Short exercise:
Rewrite the lines of the entries below as a numbered list, omitting blank lines and leaving out the pictures.

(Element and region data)
------------------------------------------------

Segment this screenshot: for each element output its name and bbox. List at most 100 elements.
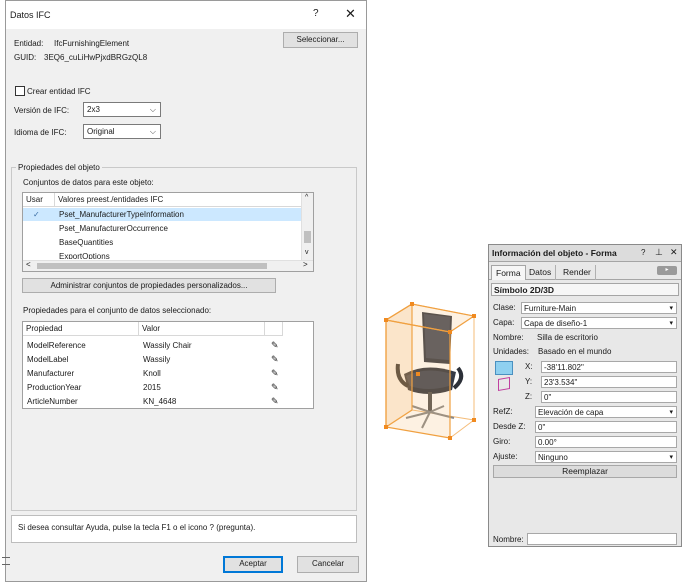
from-z-value: 0" (538, 423, 546, 432)
manage-property-sets-button[interactable]: Administrar conjuntos de propiedades per… (22, 278, 276, 293)
cancel-button[interactable]: Cancelar (297, 556, 359, 573)
class-label: Clase: (493, 303, 516, 312)
chevron-down-icon[interactable]: v (305, 249, 309, 256)
close-icon[interactable]: ✕ (345, 6, 356, 22)
layer-select[interactable]: Capa de diseño-1 ▾ (521, 317, 677, 329)
x-field[interactable]: -38'11.802" (541, 361, 677, 373)
vertical-scrollbar[interactable]: ^ v (301, 193, 313, 260)
create-entity-label: Crear entidad IFC (27, 87, 91, 96)
column-header-property[interactable]: Propiedad (23, 322, 139, 336)
position-2d-icon[interactable] (495, 361, 513, 375)
refz-label: RefZ: (493, 407, 513, 416)
footer-name-label: Nombre: (493, 535, 524, 544)
dataset-props-label: Propiedades para el conjunto de datos se… (23, 306, 212, 315)
object-properties-title: Propiedades del objeto (16, 163, 102, 172)
property-value[interactable]: Wassily Chair (143, 339, 192, 352)
expand-icon[interactable]: ▸ (657, 266, 677, 275)
column-header-value[interactable]: Valor (139, 322, 265, 336)
check-icon[interactable]: ✓ (33, 208, 40, 221)
fit-select[interactable]: Ninguno ▾ (535, 451, 677, 463)
footer-name-field[interactable] (527, 533, 677, 545)
units-value: Basado en el mundo (538, 347, 612, 356)
property-row[interactable]: ArticleNumber KN_4648 ✎ (23, 395, 313, 408)
pencil-icon[interactable]: ✎ (271, 353, 279, 366)
position-3d-icon[interactable] (498, 376, 510, 392)
resize-grip[interactable] (2, 557, 10, 565)
ifc-version-value: 2x3 (87, 105, 100, 114)
class-value: Furniture-Main (524, 304, 577, 313)
tab-datos[interactable]: Datos (525, 265, 557, 280)
z-label: Z: (525, 392, 533, 401)
class-select[interactable]: Furniture-Main ▾ (521, 302, 677, 314)
dataset-row[interactable]: ✓ Pset_ManufacturerTypeInformation (23, 208, 301, 221)
pencil-icon[interactable]: ✎ (271, 367, 279, 380)
refz-value: Elevación de capa (538, 408, 604, 417)
y-label: Y: (525, 377, 533, 386)
property-value[interactable]: Wassily (143, 353, 170, 366)
chevron-left-icon[interactable]: < (26, 260, 31, 269)
scroll-thumb[interactable] (304, 231, 311, 243)
pencil-icon[interactable]: ✎ (271, 381, 279, 394)
ok-button[interactable]: Aceptar (223, 556, 283, 573)
y-value: 23'3.534" (544, 378, 578, 387)
column-header-blank[interactable] (265, 322, 283, 336)
datasets-label: Conjuntos de datos para este objeto: (23, 178, 154, 187)
column-header-entity[interactable]: Valores preest./entidades IFC (55, 193, 303, 207)
property-row[interactable]: ProductionYear 2015 ✎ (23, 381, 313, 394)
help-button[interactable]: ? (313, 8, 319, 19)
select-button[interactable]: Seleccionar... (283, 32, 358, 48)
property-name: ProductionYear (27, 383, 82, 392)
rotation-field[interactable]: 0.00° (535, 436, 677, 448)
create-entity-checkbox[interactable] (15, 86, 25, 96)
scroll-thumb[interactable] (37, 263, 267, 269)
tab-forma[interactable]: Forma (491, 265, 526, 280)
dialog-titlebar: Datos IFC ? ✕ (6, 1, 366, 29)
column-header-use[interactable]: Usar (23, 193, 55, 207)
chevron-right-icon[interactable]: > (303, 260, 308, 269)
chevron-down-icon: ⌵ (149, 127, 156, 136)
palette-title: Información del objeto - Forma (492, 248, 617, 258)
chevron-down-icon: ▾ (669, 305, 673, 312)
ifc-data-dialog: Datos IFC ? ✕ Entidad: IfcFurnishingElem… (5, 0, 367, 582)
property-row[interactable]: Manufacturer Knoll ✎ (23, 367, 313, 380)
entity-label: Entidad: (14, 39, 44, 48)
guid-value: 3EQ6_cuLiHwPjxdBRGzQL8 (44, 53, 148, 62)
x-label: X: (525, 362, 533, 371)
rotation-label: Giro: (493, 437, 511, 446)
property-value[interactable]: KN_4648 (143, 395, 176, 408)
pin-icon[interactable]: ⊥ (655, 247, 663, 258)
pencil-icon[interactable]: ✎ (271, 395, 279, 408)
symbol-header: Símbolo 2D/3D (491, 283, 679, 296)
pencil-icon[interactable]: ✎ (271, 339, 279, 352)
layer-value: Capa de diseño-1 (524, 319, 588, 328)
close-icon[interactable]: ✕ (670, 247, 678, 258)
replace-button[interactable]: Reemplazar (493, 465, 677, 478)
horizontal-scrollbar[interactable]: < > (23, 260, 313, 271)
chevron-up-icon[interactable]: ^ (305, 194, 308, 201)
dataset-row[interactable]: Pset_ManufacturerOccurrence (23, 222, 301, 235)
office-chair-illustration[interactable] (382, 302, 478, 440)
from-z-label: Desde Z: (493, 422, 526, 431)
from-z-field[interactable]: 0" (535, 421, 677, 433)
units-label: Unidades: (493, 347, 530, 356)
y-field[interactable]: 23'3.534" (541, 376, 677, 388)
chevron-down-icon: ⌵ (149, 105, 156, 114)
dataset-row[interactable]: ExportOptions (23, 250, 301, 259)
property-value[interactable]: Knoll (143, 367, 161, 380)
dataset-name: BaseQuantities (59, 238, 114, 247)
ifc-version-select[interactable]: 2x3 ⌵ (83, 102, 161, 117)
palette-titlebar[interactable]: Información del objeto - Forma ? ⊥ ✕ (489, 245, 681, 262)
property-row[interactable]: ModelReference Wassily Chair ✎ (23, 339, 313, 352)
refz-select[interactable]: Elevación de capa ▾ (535, 406, 677, 418)
tab-render[interactable]: Render (559, 265, 596, 280)
palette-tabs: Forma Datos Render ▸ (489, 264, 681, 280)
z-field[interactable]: 0" (541, 391, 677, 403)
help-icon[interactable]: ? (641, 248, 645, 257)
entity-value: IfcFurnishingElement (54, 39, 130, 48)
dataset-row[interactable]: BaseQuantities (23, 236, 301, 249)
ifc-language-select[interactable]: Original ⌵ (83, 124, 161, 139)
property-value[interactable]: 2015 (143, 381, 161, 394)
chevron-down-icon: ▾ (669, 454, 673, 461)
property-row[interactable]: ModelLabel Wassily ✎ (23, 353, 313, 366)
chevron-down-icon: ▾ (669, 320, 673, 327)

------------------------------------------------

Solution to this task:
1. Segment this screenshot: for each element output its name and bbox. List at most 100 elements.
2. from-z-value: 0" (538, 423, 546, 432)
3. manage-property-sets-button[interactable]: Administrar conjuntos de propiedades per… (22, 278, 276, 293)
4. cancel-button[interactable]: Cancelar (297, 556, 359, 573)
5. class-label: Clase: (493, 303, 516, 312)
6. chevron-down-icon[interactable]: v (305, 249, 309, 256)
7. close-icon[interactable]: ✕ (345, 6, 356, 22)
8. layer-select[interactable]: Capa de diseño-1 ▾ (521, 317, 677, 329)
9. x-field[interactable]: -38'11.802" (541, 361, 677, 373)
10. vertical-scrollbar[interactable]: ^ v (301, 193, 313, 260)
11. create-entity-label: Crear entidad IFC (27, 87, 91, 96)
12. column-header-property[interactable]: Propiedad (23, 322, 139, 336)
13. position-2d-icon[interactable] (495, 361, 513, 375)
14. refz-label: RefZ: (493, 407, 513, 416)
15. footer-name-label: Nombre: (493, 535, 524, 544)
16. dataset-props-label: Propiedades para el conjunto de datos se… (23, 306, 212, 315)
17. object-properties-title: Propiedades del objeto (16, 163, 102, 172)
18. property-value[interactable]: Wassily Chair (143, 339, 192, 352)
19. expand-icon[interactable]: ▸ (657, 266, 677, 275)
20. column-header-value[interactable]: Valor (139, 322, 265, 336)
21. check-icon[interactable]: ✓ (33, 208, 40, 221)
22. fit-select[interactable]: Ninguno ▾ (535, 451, 677, 463)
23. footer-name-field[interactable] (527, 533, 677, 545)
24. units-value: Basado en el mundo (538, 347, 612, 356)
25. property-row[interactable]: ArticleNumber KN_4648 ✎ (23, 395, 313, 408)
26. pencil-icon[interactable]: ✎ (271, 353, 279, 366)
27. position-3d-icon[interactable] (498, 376, 510, 392)
28. resize-grip[interactable] (2, 557, 10, 565)
29. ifc-version-value: 2x3 (87, 105, 100, 114)
30. class-value: Furniture-Main (524, 304, 577, 313)
31. tab-datos[interactable]: Datos (525, 265, 557, 280)
32. z-label: Z: (525, 392, 533, 401)
33. class-select[interactable]: Furniture-Main ▾ (521, 302, 677, 314)
34. dataset-row[interactable]: ✓ Pset_ManufacturerTypeInformation (23, 208, 301, 221)
35. pencil-icon[interactable]: ✎ (271, 367, 279, 380)
36. refz-value: Elevación de capa (538, 408, 604, 417)
37. y-label: Y: (525, 377, 533, 386)
38. property-value[interactable]: Wassily (143, 353, 170, 366)
39. chevron-left-icon[interactable]: < (26, 260, 31, 269)
40. scroll-thumb[interactable] (304, 231, 311, 243)
41. pencil-icon[interactable]: ✎ (271, 381, 279, 394)
42. ok-button[interactable]: Aceptar (223, 556, 283, 573)
43. y-value: 23'3.534" (544, 378, 578, 387)
44. column-header-blank[interactable] (265, 322, 283, 336)
45. datasets-label: Conjuntos de datos para este objeto: (23, 178, 154, 187)
46. column-header-entity[interactable]: Valores preest./entidades IFC (55, 193, 303, 207)
47. property-row[interactable]: ProductionYear 2015 ✎ (23, 381, 313, 394)
48. help-button[interactable]: ? (313, 8, 319, 19)
49. select-button[interactable]: Seleccionar... (283, 32, 358, 48)
50. property-name: ProductionYear (27, 383, 82, 392)
51. rotation-field[interactable]: 0.00° (535, 436, 677, 448)
52. create-entity-checkbox[interactable] (15, 86, 25, 96)
53. scroll-thumb[interactable] (37, 263, 267, 269)
54. tab-forma[interactable]: Forma (491, 265, 526, 280)
55. dialog-titlebar: Datos IFC ? ✕ (6, 1, 366, 29)
56. column-header-use[interactable]: Usar (23, 193, 55, 207)
57. chevron-right-icon[interactable]: > (303, 260, 308, 269)
58. chevron-down-icon: ⌵ (149, 127, 156, 136)
59. palette-title: Información del objeto - Forma (492, 248, 617, 258)
60. chevron-down-icon: ▾ (669, 305, 673, 312)
61. ifc-data-dialog: Datos IFC ? ✕ Entidad: IfcFurnishingElem… (5, 0, 367, 582)
62. property-row[interactable]: Manufacturer Knoll ✎ (23, 367, 313, 380)
63. entity-label: Entidad: (14, 39, 44, 48)
64. guid-value: 3EQ6_cuLiHwPjxdBRGzQL8 (44, 53, 148, 62)
65. x-label: X: (525, 362, 533, 371)
66. rotation-label: Giro: (493, 437, 511, 446)
67. property-value[interactable]: KN_4648 (143, 395, 176, 408)
68. pin-icon[interactable]: ⊥ (655, 247, 663, 258)
69. pencil-icon[interactable]: ✎ (271, 395, 279, 408)
70. symbol-header: Símbolo 2D/3D (491, 283, 679, 296)
71. pencil-icon[interactable]: ✎ (271, 339, 279, 352)
72. layer-value: Capa de diseño-1 (524, 319, 588, 328)
73. close-icon[interactable]: ✕ (670, 247, 678, 258)
74. replace-button[interactable]: Reemplazar (493, 465, 677, 478)
75. horizontal-scrollbar[interactable]: < > (23, 260, 313, 271)
76. chevron-up-icon[interactable]: ^ (305, 194, 308, 201)
77. dataset-row[interactable]: Pset_ManufacturerOccurrence (23, 222, 301, 235)
78. office-chair-illustration[interactable] (382, 302, 478, 440)
79. from-z-label: Desde Z: (493, 422, 526, 431)
80. from-z-field[interactable]: 0" (535, 421, 677, 433)
81. units-label: Unidades: (493, 347, 530, 356)
82. y-field[interactable]: 23'3.534" (541, 376, 677, 388)
83. chevron-down-icon: ⌵ (149, 105, 156, 114)
84. dataset-row[interactable]: ExportOptions (23, 250, 301, 259)
85. property-value[interactable]: Knoll (143, 367, 161, 380)
86. dataset-name: BaseQuantities (59, 238, 114, 247)
87. ifc-version-select[interactable]: 2x3 ⌵ (83, 102, 161, 117)
88. palette-titlebar[interactable]: Información del objeto - Forma ? ⊥ ✕ (489, 245, 681, 262)
89. property-row[interactable]: ModelReference Wassily Chair ✎ (23, 339, 313, 352)
90. refz-select[interactable]: Elevación de capa ▾ (535, 406, 677, 418)
91. tab-render[interactable]: Render (559, 265, 596, 280)
92. palette-tabs: Forma Datos Render ▸ (489, 264, 681, 280)
93. z-field[interactable]: 0" (541, 391, 677, 403)
94. help-icon[interactable]: ? (641, 248, 645, 257)
95. entity-value: IfcFurnishingElement (54, 39, 130, 48)
96. dataset-row[interactable]: BaseQuantities (23, 236, 301, 249)
97. ifc-language-select[interactable]: Original ⌵ (83, 124, 161, 139)
98. property-value[interactable]: 2015 (143, 381, 161, 394)
99. chevron-down-icon: ▾ (669, 454, 673, 461)
100. property-row[interactable]: ModelLabel Wassily ✎ (23, 353, 313, 366)
101. chevron-down-icon: ▾ (669, 320, 673, 327)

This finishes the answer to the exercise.